§ **Records for this exercise**

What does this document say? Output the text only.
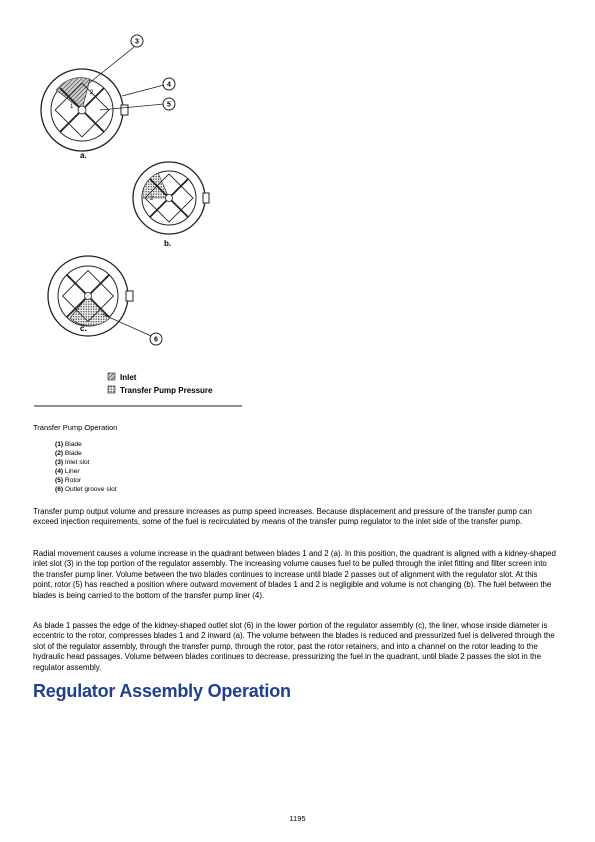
1
2
a.
3
4
5
2
b.
c.
6
Inlet
Transfer Pump Pressure
Transfer Pump Operation
(1) Blade
(2) Blade
(3) Inlet slot
(4) Liner
(5) Rotor
(6) Outlet groove slot

Transfer pump output volume and pressure increases as pump speed increases. Because displacement and pressure of the transfer pump can exceed injection requirements, some of the fuel is recirculated by means of the transfer pump regulator to the inlet side of the transfer pump.

Radial movement causes a volume increase in the quadrant between blades 1 and 2 (a). In this position, the quadrant is aligned with a kidney-shaped inlet slot (3) in the top portion of the regulator assembly. The increasing volume causes fuel to be pulled through the inlet fitting and filter screen into the transfer pump liner. Volume between the two blades continues to increase until blade 2 passes out of alignment with the regulator slot. At this point, rotor (5) has reached a position where outward movement of blades 1 and 2 is negligible and volume is not changing (b). The fuel between the blades is being carried to the bottom of the transfer pump liner (4).

As blade 1 passes the edge of the kidney-shaped outlet slot (6) in the lower portion of the regulator assembly (c), the liner, whose inside diameter is eccentric to the rotor, compresses blades 1 and 2 inward (a). The volume between the blades is reduced and pressurized fuel is delivered through the slot of the regulator assembly, through the transfer pump, through the rotor, past the rotor retainers, and into a channel on the rotor leading to the hydraulic head passages. Volume between blades continues to decrease, pressurizing the fuel in the quadrant, until blade 2 passes the slot in the regulator assembly.

Regulator Assembly Operation
1195
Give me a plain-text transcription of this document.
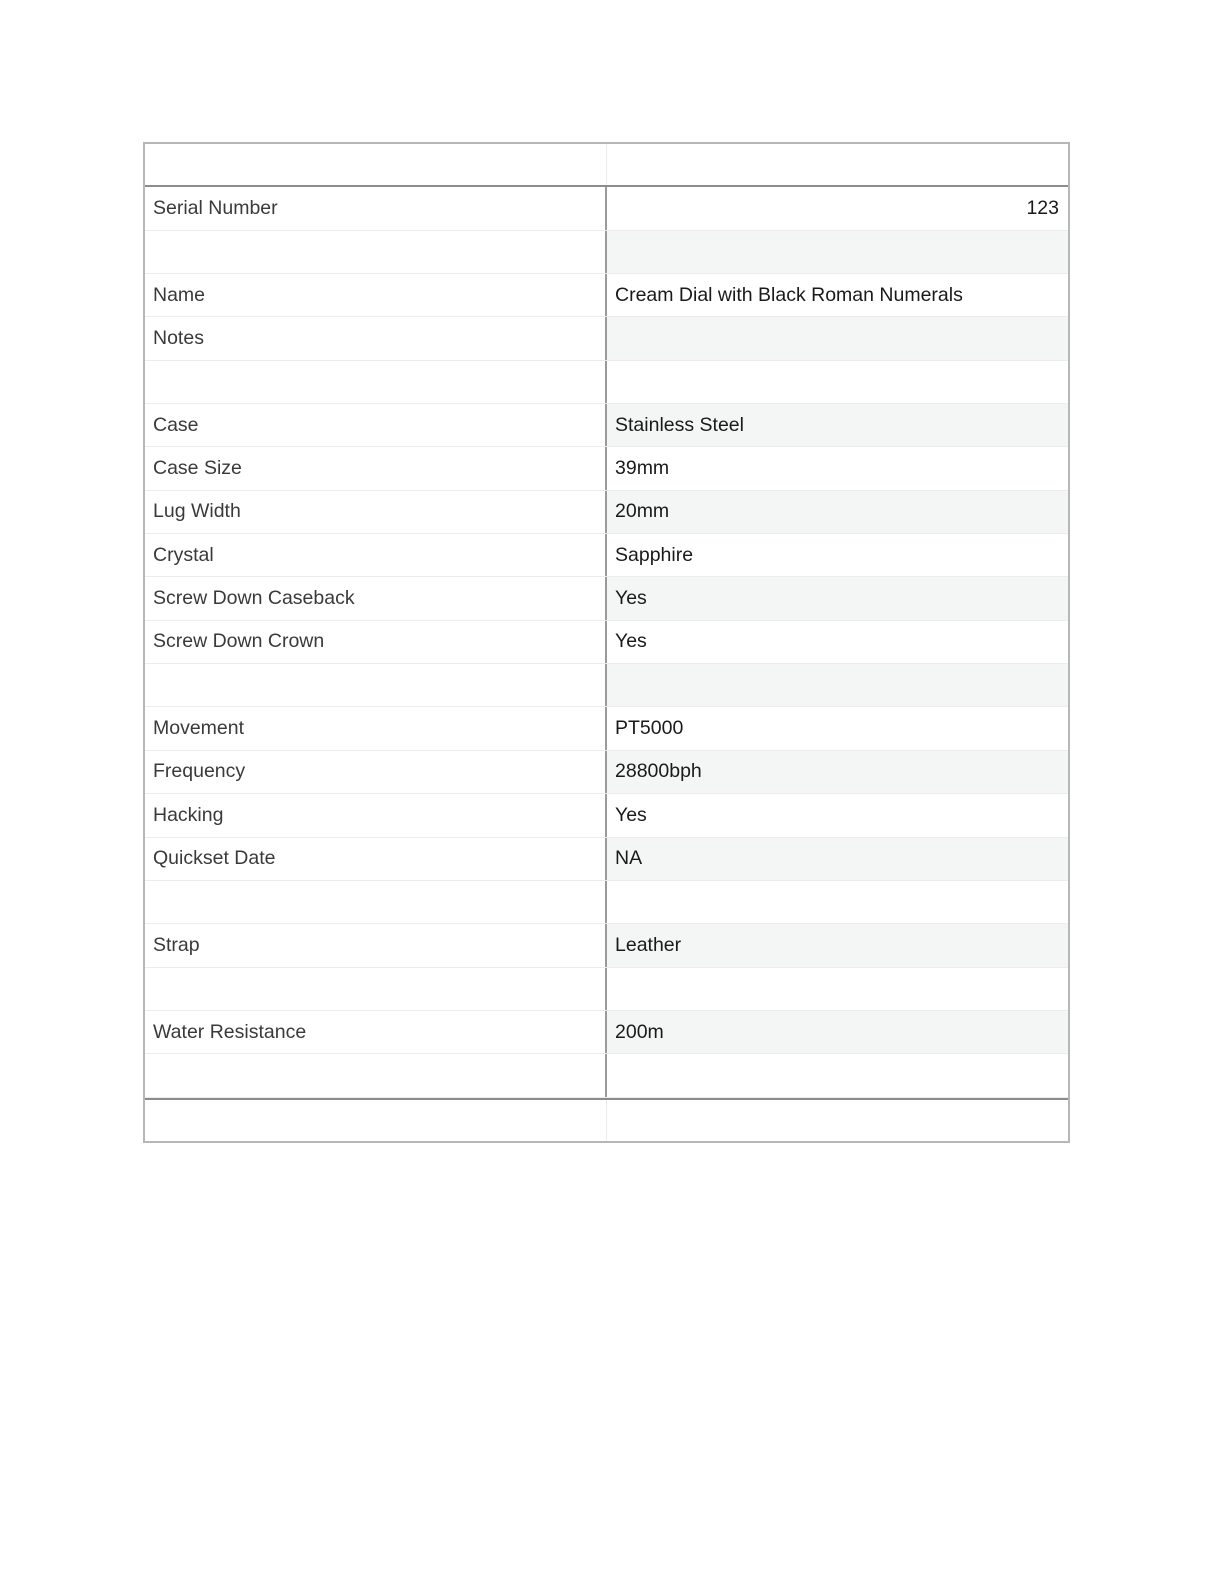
Serial Number	123
Name	Cream Dial with Black Roman Numerals
Notes
Case	Stainless Steel
Case Size	39mm
Lug Width	20mm
Crystal	Sapphire
Screw Down Caseback	Yes
Screw Down Crown	Yes
Movement	PT5000
Frequency	28800bph
Hacking	Yes
Quickset Date	NA
Strap	Leather
Water Resistance	200m
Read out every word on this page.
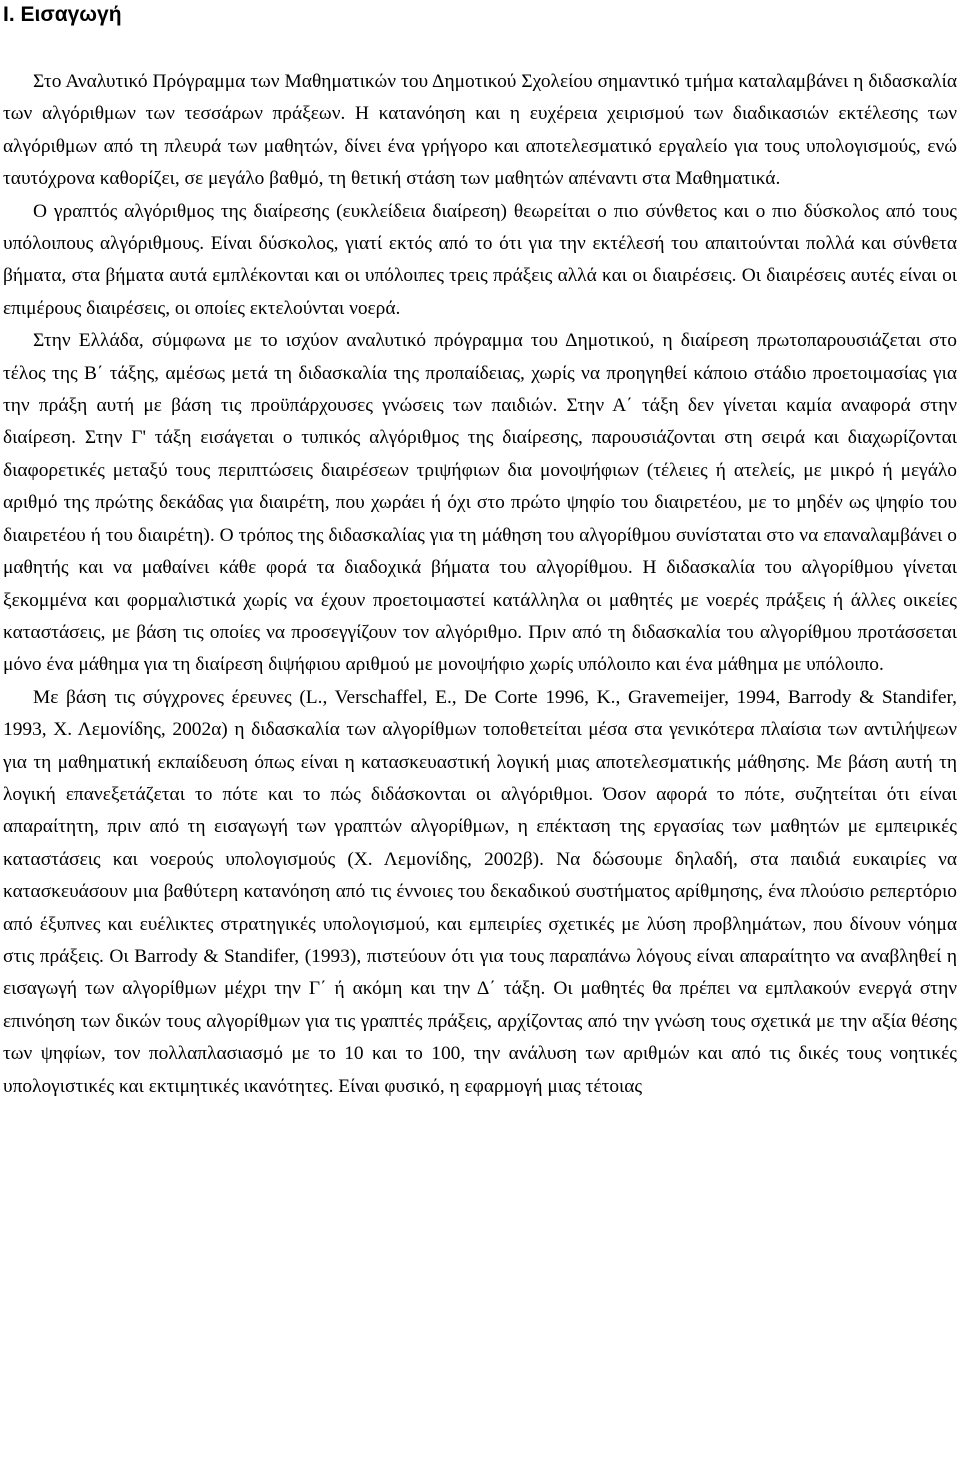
Ι. Εισαγωγή

Στο Αναλυτικό Πρόγραμμα των Μαθηματικών του Δημοτικού Σχολείου σημαντικό τμήμα καταλαμβάνει η διδασκαλία των αλγόριθμων των τεσσάρων πράξεων. Η κατανόηση και η ευχέρεια χειρισμού των διαδικασιών εκτέλεσης των αλγόριθμων από τη πλευρά των μαθητών, δίνει ένα γρήγορο και αποτελεσματικό εργαλείο για τους υπολογισμούς, ενώ ταυτόχρονα καθορίζει, σε μεγάλο βαθμό, τη θετική στάση των μαθητών απέναντι στα Μαθηματικά.

Ο γραπτός αλγόριθμος της διαίρεσης (ευκλείδεια διαίρεση) θεωρείται ο πιο σύνθετος και ο πιο δύσκολος από τους υπόλοιπους αλγόριθμους. Είναι δύσκολος, γιατί εκτός από το ότι για την εκτέλεσή του απαιτούνται πολλά και σύνθετα βήματα, στα βήματα αυτά εμπλέκονται και οι υπόλοιπες τρεις πράξεις αλλά και οι διαιρέσεις. Οι διαιρέσεις αυτές είναι οι επιμέρους διαιρέσεις, οι οποίες εκτελούνται νοερά.

Στην Ελλάδα, σύμφωνα με το ισχύον αναλυτικό πρόγραμμα του Δημοτικού, η διαίρεση πρωτοπαρουσιάζεται στο τέλος της Β΄ τάξης, αμέσως μετά τη διδασκαλία της προπαίδειας, χωρίς να προηγηθεί κάποιο στάδιο προετοιμασίας για την πράξη αυτή με βάση τις προϋπάρχουσες γνώσεις των παιδιών. Στην Α΄ τάξη δεν γίνεται καμία αναφορά στην διαίρεση. Στην Γ' τάξη εισάγεται ο τυπικός αλγόριθμος της διαίρεσης, παρουσιάζονται στη σειρά και διαχωρίζονται διαφορετικές μεταξύ τους περιπτώσεις διαιρέσεων τριψήφιων δια μονοψήφιων (τέλειες ή ατελείς, με μικρό ή μεγάλο αριθμό της πρώτης δεκάδας για διαιρέτη, που χωράει ή όχι στο πρώτο ψηφίο του διαιρετέου, με το μηδέν ως ψηφίο του διαιρετέου ή του διαιρέτη). Ο τρόπος της διδασκαλίας για τη μάθηση του αλγορίθμου συνίσταται στο να επαναλαμβάνει ο μαθητής και να μαθαίνει κάθε φορά τα διαδοχικά βήματα του αλγορίθμου. Η διδασκαλία του αλγορίθμου γίνεται ξεκομμένα και φορμαλιστικά χωρίς να έχουν προετοιμαστεί κατάλληλα οι μαθητές με νοερές πράξεις ή άλλες οικείες καταστάσεις, με βάση τις οποίες να προσεγγίζουν τον αλγόριθμο. Πριν από τη διδασκαλία του αλγορίθμου προτάσσεται μόνο ένα μάθημα για τη διαίρεση διψήφιου αριθμού με μονοψήφιο χωρίς υπόλοιπο και ένα μάθημα με υπόλοιπο.

Με βάση τις σύγχρονες έρευνες (L., Verschaffel, E., De Corte 1996, K., Gravemeijer, 1994, Barrody & Standifer, 1993, Χ. Λεμονίδης, 2002α) η διδασκαλία των αλγορίθμων τοποθετείται μέσα στα γενικότερα πλαίσια των αντιλήψεων για τη μαθηματική εκπαίδευση όπως είναι η κατασκευαστική λογική μιας αποτελεσματικής μάθησης. Με βάση αυτή τη λογική επανεξετάζεται το πότε και το πώς διδάσκονται οι αλγόριθμοι. Όσον αφορά το πότε, συζητείται ότι είναι απαραίτητη, πριν από τη εισαγωγή των γραπτών αλγορίθμων, η επέκταση της εργασίας των μαθητών με εμπειρικές καταστάσεις και νοερούς υπολογισμούς (Χ. Λεμονίδης, 2002β). Να δώσουμε δηλαδή, στα παιδιά ευκαιρίες να κατασκευάσουν μια βαθύτερη κατανόηση από τις έννοιες του δεκαδικού συστήματος αρίθμησης, ένα πλούσιο ρεπερτόριο από έξυπνες και ευέλικτες στρατηγικές υπολογισμού, και εμπειρίες σχετικές με λύση προβλημάτων, που δίνουν νόημα στις πράξεις. Οι Barrody & Standifer, (1993), πιστεύουν ότι για τους παραπάνω λόγους είναι απαραίτητο να αναβληθεί η εισαγωγή των αλγορίθμων μέχρι την Γ΄ ή ακόμη και την Δ΄ τάξη. Οι μαθητές θα πρέπει να εμπλακούν ενεργά στην επινόηση των δικών τους αλγορίθμων για τις γραπτές πράξεις, αρχίζοντας από την γνώση τους σχετικά με την αξία θέσης των ψηφίων, τον πολλαπλασιασμό με το 10 και το 100, την ανάλυση των αριθμών και από τις δικές τους νοητικές υπολογιστικές και εκτιμητικές ικανότητες. Είναι φυσικό, η εφαρμογή μιας τέτοιας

§ **Work required**
Which lines of the data above contain "document"? Copy each one.

§ **Answer to this exercise**
What does this document say? Output the text only.
Give me a plain-text transcription of this document.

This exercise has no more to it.